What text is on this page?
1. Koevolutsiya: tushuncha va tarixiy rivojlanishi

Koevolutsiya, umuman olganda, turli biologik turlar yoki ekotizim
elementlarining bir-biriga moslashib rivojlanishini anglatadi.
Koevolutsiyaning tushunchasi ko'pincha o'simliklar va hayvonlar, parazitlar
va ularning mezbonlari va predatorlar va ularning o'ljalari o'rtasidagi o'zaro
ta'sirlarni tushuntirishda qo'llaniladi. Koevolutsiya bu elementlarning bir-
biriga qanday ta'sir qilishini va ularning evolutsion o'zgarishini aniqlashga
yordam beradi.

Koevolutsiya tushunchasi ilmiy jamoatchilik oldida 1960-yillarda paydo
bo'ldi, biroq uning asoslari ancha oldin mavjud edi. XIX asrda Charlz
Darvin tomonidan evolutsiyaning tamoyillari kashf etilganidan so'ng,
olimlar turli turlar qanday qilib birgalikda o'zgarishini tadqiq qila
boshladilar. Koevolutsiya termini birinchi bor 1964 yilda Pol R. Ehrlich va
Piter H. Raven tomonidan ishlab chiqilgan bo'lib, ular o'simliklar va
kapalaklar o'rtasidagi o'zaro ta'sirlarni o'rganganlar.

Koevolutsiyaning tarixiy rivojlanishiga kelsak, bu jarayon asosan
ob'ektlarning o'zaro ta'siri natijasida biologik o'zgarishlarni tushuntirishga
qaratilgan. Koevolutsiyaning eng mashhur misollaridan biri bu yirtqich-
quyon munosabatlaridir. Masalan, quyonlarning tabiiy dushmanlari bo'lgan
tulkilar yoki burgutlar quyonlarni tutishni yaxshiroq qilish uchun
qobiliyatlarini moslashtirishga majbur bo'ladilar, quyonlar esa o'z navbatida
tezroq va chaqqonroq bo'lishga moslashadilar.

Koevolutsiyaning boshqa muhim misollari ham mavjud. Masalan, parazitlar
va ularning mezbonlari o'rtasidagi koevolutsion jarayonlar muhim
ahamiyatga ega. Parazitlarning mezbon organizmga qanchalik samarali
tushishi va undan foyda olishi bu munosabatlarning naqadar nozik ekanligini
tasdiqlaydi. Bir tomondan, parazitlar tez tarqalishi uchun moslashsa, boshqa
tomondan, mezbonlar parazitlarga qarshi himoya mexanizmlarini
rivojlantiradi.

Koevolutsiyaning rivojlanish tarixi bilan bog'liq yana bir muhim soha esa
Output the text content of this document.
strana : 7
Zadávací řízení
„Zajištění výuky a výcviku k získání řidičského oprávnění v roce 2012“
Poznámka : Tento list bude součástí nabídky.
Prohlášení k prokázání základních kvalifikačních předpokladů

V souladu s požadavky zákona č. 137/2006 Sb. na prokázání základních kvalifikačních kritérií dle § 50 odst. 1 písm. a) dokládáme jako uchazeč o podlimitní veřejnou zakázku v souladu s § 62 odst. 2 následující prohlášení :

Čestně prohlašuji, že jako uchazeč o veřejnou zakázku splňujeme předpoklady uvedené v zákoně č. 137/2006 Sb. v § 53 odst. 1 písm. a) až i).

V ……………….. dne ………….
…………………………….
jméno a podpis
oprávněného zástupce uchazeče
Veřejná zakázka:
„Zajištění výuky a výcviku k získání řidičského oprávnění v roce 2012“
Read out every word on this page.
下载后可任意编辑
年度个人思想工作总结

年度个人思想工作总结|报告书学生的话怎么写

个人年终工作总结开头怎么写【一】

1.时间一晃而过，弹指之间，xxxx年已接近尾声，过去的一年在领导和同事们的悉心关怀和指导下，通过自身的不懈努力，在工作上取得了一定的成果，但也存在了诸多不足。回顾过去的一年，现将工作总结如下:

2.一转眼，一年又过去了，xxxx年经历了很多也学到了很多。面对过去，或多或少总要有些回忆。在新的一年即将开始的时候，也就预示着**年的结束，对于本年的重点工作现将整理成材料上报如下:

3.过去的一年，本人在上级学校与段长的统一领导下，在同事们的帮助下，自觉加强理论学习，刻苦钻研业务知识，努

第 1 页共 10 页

==============================

== PROBLEM REQUIREMENTS ==
Tally up the lines with the word "základních" in them, and answer with that number by itself.

== RESULT OF THE EXERCISE ==
2